> [What you are asked to do]
Output every entry exactly as written, but omit the pictures.
■ ■ ■ ■ ■ ■ ■
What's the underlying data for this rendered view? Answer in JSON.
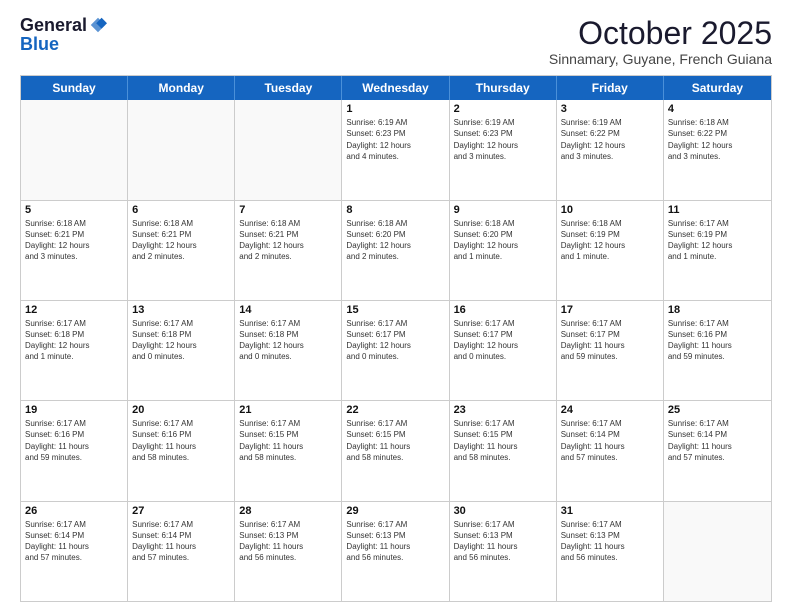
{
  "header": {
    "logo_general": "General",
    "logo_blue": "Blue",
    "month_title": "October 2025",
    "location": "Sinnamary, Guyane, French Guiana"
  },
  "weekdays": [
    "Sunday",
    "Monday",
    "Tuesday",
    "Wednesday",
    "Thursday",
    "Friday",
    "Saturday"
  ],
  "rows": [
    [
      {
        "day": "",
        "info": ""
      },
      {
        "day": "",
        "info": ""
      },
      {
        "day": "",
        "info": ""
      },
      {
        "day": "1",
        "info": "Sunrise: 6:19 AM\nSunset: 6:23 PM\nDaylight: 12 hours\nand 4 minutes."
      },
      {
        "day": "2",
        "info": "Sunrise: 6:19 AM\nSunset: 6:23 PM\nDaylight: 12 hours\nand 3 minutes."
      },
      {
        "day": "3",
        "info": "Sunrise: 6:19 AM\nSunset: 6:22 PM\nDaylight: 12 hours\nand 3 minutes."
      },
      {
        "day": "4",
        "info": "Sunrise: 6:18 AM\nSunset: 6:22 PM\nDaylight: 12 hours\nand 3 minutes."
      }
    ],
    [
      {
        "day": "5",
        "info": "Sunrise: 6:18 AM\nSunset: 6:21 PM\nDaylight: 12 hours\nand 3 minutes."
      },
      {
        "day": "6",
        "info": "Sunrise: 6:18 AM\nSunset: 6:21 PM\nDaylight: 12 hours\nand 2 minutes."
      },
      {
        "day": "7",
        "info": "Sunrise: 6:18 AM\nSunset: 6:21 PM\nDaylight: 12 hours\nand 2 minutes."
      },
      {
        "day": "8",
        "info": "Sunrise: 6:18 AM\nSunset: 6:20 PM\nDaylight: 12 hours\nand 2 minutes."
      },
      {
        "day": "9",
        "info": "Sunrise: 6:18 AM\nSunset: 6:20 PM\nDaylight: 12 hours\nand 1 minute."
      },
      {
        "day": "10",
        "info": "Sunrise: 6:18 AM\nSunset: 6:19 PM\nDaylight: 12 hours\nand 1 minute."
      },
      {
        "day": "11",
        "info": "Sunrise: 6:17 AM\nSunset: 6:19 PM\nDaylight: 12 hours\nand 1 minute."
      }
    ],
    [
      {
        "day": "12",
        "info": "Sunrise: 6:17 AM\nSunset: 6:18 PM\nDaylight: 12 hours\nand 1 minute."
      },
      {
        "day": "13",
        "info": "Sunrise: 6:17 AM\nSunset: 6:18 PM\nDaylight: 12 hours\nand 0 minutes."
      },
      {
        "day": "14",
        "info": "Sunrise: 6:17 AM\nSunset: 6:18 PM\nDaylight: 12 hours\nand 0 minutes."
      },
      {
        "day": "15",
        "info": "Sunrise: 6:17 AM\nSunset: 6:17 PM\nDaylight: 12 hours\nand 0 minutes."
      },
      {
        "day": "16",
        "info": "Sunrise: 6:17 AM\nSunset: 6:17 PM\nDaylight: 12 hours\nand 0 minutes."
      },
      {
        "day": "17",
        "info": "Sunrise: 6:17 AM\nSunset: 6:17 PM\nDaylight: 11 hours\nand 59 minutes."
      },
      {
        "day": "18",
        "info": "Sunrise: 6:17 AM\nSunset: 6:16 PM\nDaylight: 11 hours\nand 59 minutes."
      }
    ],
    [
      {
        "day": "19",
        "info": "Sunrise: 6:17 AM\nSunset: 6:16 PM\nDaylight: 11 hours\nand 59 minutes."
      },
      {
        "day": "20",
        "info": "Sunrise: 6:17 AM\nSunset: 6:16 PM\nDaylight: 11 hours\nand 58 minutes."
      },
      {
        "day": "21",
        "info": "Sunrise: 6:17 AM\nSunset: 6:15 PM\nDaylight: 11 hours\nand 58 minutes."
      },
      {
        "day": "22",
        "info": "Sunrise: 6:17 AM\nSunset: 6:15 PM\nDaylight: 11 hours\nand 58 minutes."
      },
      {
        "day": "23",
        "info": "Sunrise: 6:17 AM\nSunset: 6:15 PM\nDaylight: 11 hours\nand 58 minutes."
      },
      {
        "day": "24",
        "info": "Sunrise: 6:17 AM\nSunset: 6:14 PM\nDaylight: 11 hours\nand 57 minutes."
      },
      {
        "day": "25",
        "info": "Sunrise: 6:17 AM\nSunset: 6:14 PM\nDaylight: 11 hours\nand 57 minutes."
      }
    ],
    [
      {
        "day": "26",
        "info": "Sunrise: 6:17 AM\nSunset: 6:14 PM\nDaylight: 11 hours\nand 57 minutes."
      },
      {
        "day": "27",
        "info": "Sunrise: 6:17 AM\nSunset: 6:14 PM\nDaylight: 11 hours\nand 57 minutes."
      },
      {
        "day": "28",
        "info": "Sunrise: 6:17 AM\nSunset: 6:13 PM\nDaylight: 11 hours\nand 56 minutes."
      },
      {
        "day": "29",
        "info": "Sunrise: 6:17 AM\nSunset: 6:13 PM\nDaylight: 11 hours\nand 56 minutes."
      },
      {
        "day": "30",
        "info": "Sunrise: 6:17 AM\nSunset: 6:13 PM\nDaylight: 11 hours\nand 56 minutes."
      },
      {
        "day": "31",
        "info": "Sunrise: 6:17 AM\nSunset: 6:13 PM\nDaylight: 11 hours\nand 56 minutes."
      },
      {
        "day": "",
        "info": ""
      }
    ]
  ]
}
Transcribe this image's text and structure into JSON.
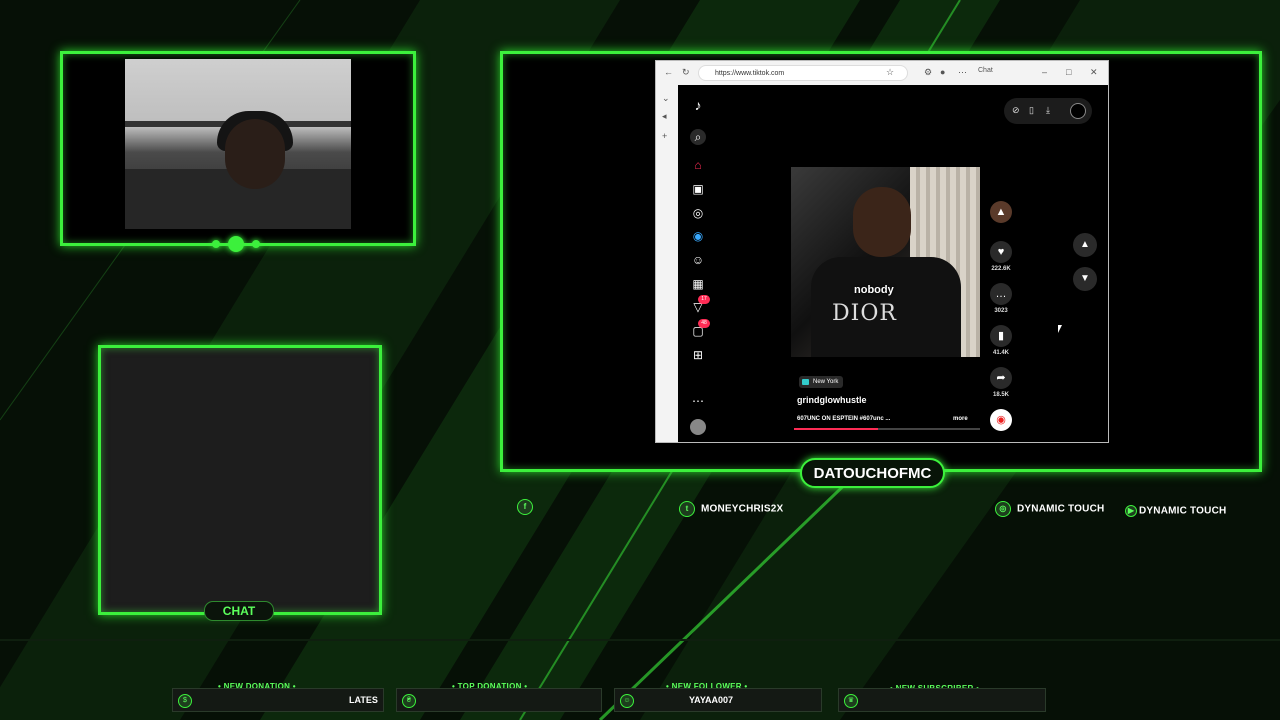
{
  "overlay": {
    "streamer_name": "DATOUCHOFMC",
    "chat_label": "CHAT",
    "accent_color": "#3cf03c",
    "socials": [
      {
        "icon": "facebook-icon",
        "label": ""
      },
      {
        "icon": "twitter-icon",
        "label": "MONEYCHRIS2X"
      },
      {
        "icon": "instagram-icon",
        "label": "DYNAMIC TOUCH"
      },
      {
        "icon": "youtube-icon",
        "label": "DYNAMIC TOUCH"
      }
    ],
    "alerts": [
      {
        "title": "NEW DONATION",
        "value": "LATES",
        "icon": "donation-icon"
      },
      {
        "title": "TOP DONATION",
        "value": "",
        "icon": "money-bag-icon"
      },
      {
        "title": "NEW FOLLOWER",
        "value": "YAYAA007",
        "icon": "user-icon"
      },
      {
        "title": "NEW SUBSCRIBER",
        "value": "",
        "icon": "crown-icon"
      }
    ]
  },
  "browser": {
    "url": "https://www.tiktok.com",
    "copilot_label": "Chat"
  },
  "tiktok": {
    "caption_overlay": "nobody",
    "shirt_text": "DIOR",
    "location": "New York",
    "username": "grindglowhustle",
    "caption": "607UNC ON ESPTEIN #607unc ...",
    "more_label": "more",
    "likes": "222.6K",
    "comments": "3023",
    "saves": "41.4K",
    "shares": "18.5K",
    "progress": 0.45,
    "nav_badges": {
      "activity": "17",
      "messages": "48"
    }
  }
}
■ ■ ■ ■ ■ ■ ■
> [Complete response]
What's the underlying data for this rendered view? Answer in JSON.
{
  "header": {
    "logo_general": "General",
    "logo_blue": "Blue",
    "month_title": "October 2025",
    "location": "Sinnamary, Guyane, French Guiana"
  },
  "weekdays": [
    "Sunday",
    "Monday",
    "Tuesday",
    "Wednesday",
    "Thursday",
    "Friday",
    "Saturday"
  ],
  "rows": [
    [
      {
        "day": "",
        "info": ""
      },
      {
        "day": "",
        "info": ""
      },
      {
        "day": "",
        "info": ""
      },
      {
        "day": "1",
        "info": "Sunrise: 6:19 AM\nSunset: 6:23 PM\nDaylight: 12 hours\nand 4 minutes."
      },
      {
        "day": "2",
        "info": "Sunrise: 6:19 AM\nSunset: 6:23 PM\nDaylight: 12 hours\nand 3 minutes."
      },
      {
        "day": "3",
        "info": "Sunrise: 6:19 AM\nSunset: 6:22 PM\nDaylight: 12 hours\nand 3 minutes."
      },
      {
        "day": "4",
        "info": "Sunrise: 6:18 AM\nSunset: 6:22 PM\nDaylight: 12 hours\nand 3 minutes."
      }
    ],
    [
      {
        "day": "5",
        "info": "Sunrise: 6:18 AM\nSunset: 6:21 PM\nDaylight: 12 hours\nand 3 minutes."
      },
      {
        "day": "6",
        "info": "Sunrise: 6:18 AM\nSunset: 6:21 PM\nDaylight: 12 hours\nand 2 minutes."
      },
      {
        "day": "7",
        "info": "Sunrise: 6:18 AM\nSunset: 6:21 PM\nDaylight: 12 hours\nand 2 minutes."
      },
      {
        "day": "8",
        "info": "Sunrise: 6:18 AM\nSunset: 6:20 PM\nDaylight: 12 hours\nand 2 minutes."
      },
      {
        "day": "9",
        "info": "Sunrise: 6:18 AM\nSunset: 6:20 PM\nDaylight: 12 hours\nand 1 minute."
      },
      {
        "day": "10",
        "info": "Sunrise: 6:18 AM\nSunset: 6:19 PM\nDaylight: 12 hours\nand 1 minute."
      },
      {
        "day": "11",
        "info": "Sunrise: 6:17 AM\nSunset: 6:19 PM\nDaylight: 12 hours\nand 1 minute."
      }
    ],
    [
      {
        "day": "12",
        "info": "Sunrise: 6:17 AM\nSunset: 6:18 PM\nDaylight: 12 hours\nand 1 minute."
      },
      {
        "day": "13",
        "info": "Sunrise: 6:17 AM\nSunset: 6:18 PM\nDaylight: 12 hours\nand 0 minutes."
      },
      {
        "day": "14",
        "info": "Sunrise: 6:17 AM\nSunset: 6:18 PM\nDaylight: 12 hours\nand 0 minutes."
      },
      {
        "day": "15",
        "info": "Sunrise: 6:17 AM\nSunset: 6:17 PM\nDaylight: 12 hours\nand 0 minutes."
      },
      {
        "day": "16",
        "info": "Sunrise: 6:17 AM\nSunset: 6:17 PM\nDaylight: 12 hours\nand 0 minutes."
      },
      {
        "day": "17",
        "info": "Sunrise: 6:17 AM\nSunset: 6:17 PM\nDaylight: 11 hours\nand 59 minutes."
      },
      {
        "day": "18",
        "info": "Sunrise: 6:17 AM\nSunset: 6:16 PM\nDaylight: 11 hours\nand 59 minutes."
      }
    ],
    [
      {
        "day": "19",
        "info": "Sunrise: 6:17 AM\nSunset: 6:16 PM\nDaylight: 11 hours\nand 59 minutes."
      },
      {
        "day": "20",
        "info": "Sunrise: 6:17 AM\nSunset: 6:16 PM\nDaylight: 11 hours\nand 58 minutes."
      },
      {
        "day": "21",
        "info": "Sunrise: 6:17 AM\nSunset: 6:15 PM\nDaylight: 11 hours\nand 58 minutes."
      },
      {
        "day": "22",
        "info": "Sunrise: 6:17 AM\nSunset: 6:15 PM\nDaylight: 11 hours\nand 58 minutes."
      },
      {
        "day": "23",
        "info": "Sunrise: 6:17 AM\nSunset: 6:15 PM\nDaylight: 11 hours\nand 58 minutes."
      },
      {
        "day": "24",
        "info": "Sunrise: 6:17 AM\nSunset: 6:14 PM\nDaylight: 11 hours\nand 57 minutes."
      },
      {
        "day": "25",
        "info": "Sunrise: 6:17 AM\nSunset: 6:14 PM\nDaylight: 11 hours\nand 57 minutes."
      }
    ],
    [
      {
        "day": "26",
        "info": "Sunrise: 6:17 AM\nSunset: 6:14 PM\nDaylight: 11 hours\nand 57 minutes."
      },
      {
        "day": "27",
        "info": "Sunrise: 6:17 AM\nSunset: 6:14 PM\nDaylight: 11 hours\nand 57 minutes."
      },
      {
        "day": "28",
        "info": "Sunrise: 6:17 AM\nSunset: 6:13 PM\nDaylight: 11 hours\nand 56 minutes."
      },
      {
        "day": "29",
        "info": "Sunrise: 6:17 AM\nSunset: 6:13 PM\nDaylight: 11 hours\nand 56 minutes."
      },
      {
        "day": "30",
        "info": "Sunrise: 6:17 AM\nSunset: 6:13 PM\nDaylight: 11 hours\nand 56 minutes."
      },
      {
        "day": "31",
        "info": "Sunrise: 6:17 AM\nSunset: 6:13 PM\nDaylight: 11 hours\nand 56 minutes."
      },
      {
        "day": "",
        "info": ""
      }
    ]
  ]
}
Transcribe this image's text and structure into JSON.
{
  "overlay": {
    "streamer_name": "DATOUCHOFMC",
    "chat_label": "CHAT",
    "accent_color": "#3cf03c",
    "socials": [
      {
        "icon": "facebook-icon",
        "label": ""
      },
      {
        "icon": "twitter-icon",
        "label": "MONEYCHRIS2X"
      },
      {
        "icon": "instagram-icon",
        "label": "DYNAMIC TOUCH"
      },
      {
        "icon": "youtube-icon",
        "label": "DYNAMIC TOUCH"
      }
    ],
    "alerts": [
      {
        "title": "NEW DONATION",
        "value": "LATES",
        "icon": "donation-icon"
      },
      {
        "title": "TOP DONATION",
        "value": "",
        "icon": "money-bag-icon"
      },
      {
        "title": "NEW FOLLOWER",
        "value": "YAYAA007",
        "icon": "user-icon"
      },
      {
        "title": "NEW SUBSCRIBER",
        "value": "",
        "icon": "crown-icon"
      }
    ]
  },
  "browser": {
    "url": "https://www.tiktok.com",
    "copilot_label": "Chat"
  },
  "tiktok": {
    "caption_overlay": "nobody",
    "shirt_text": "DIOR",
    "location": "New York",
    "username": "grindglowhustle",
    "caption": "607UNC ON ESPTEIN #607unc ...",
    "more_label": "more",
    "likes": "222.6K",
    "comments": "3023",
    "saves": "41.4K",
    "shares": "18.5K",
    "progress": 0.45,
    "nav_badges": {
      "activity": "17",
      "messages": "48"
    }
  }
}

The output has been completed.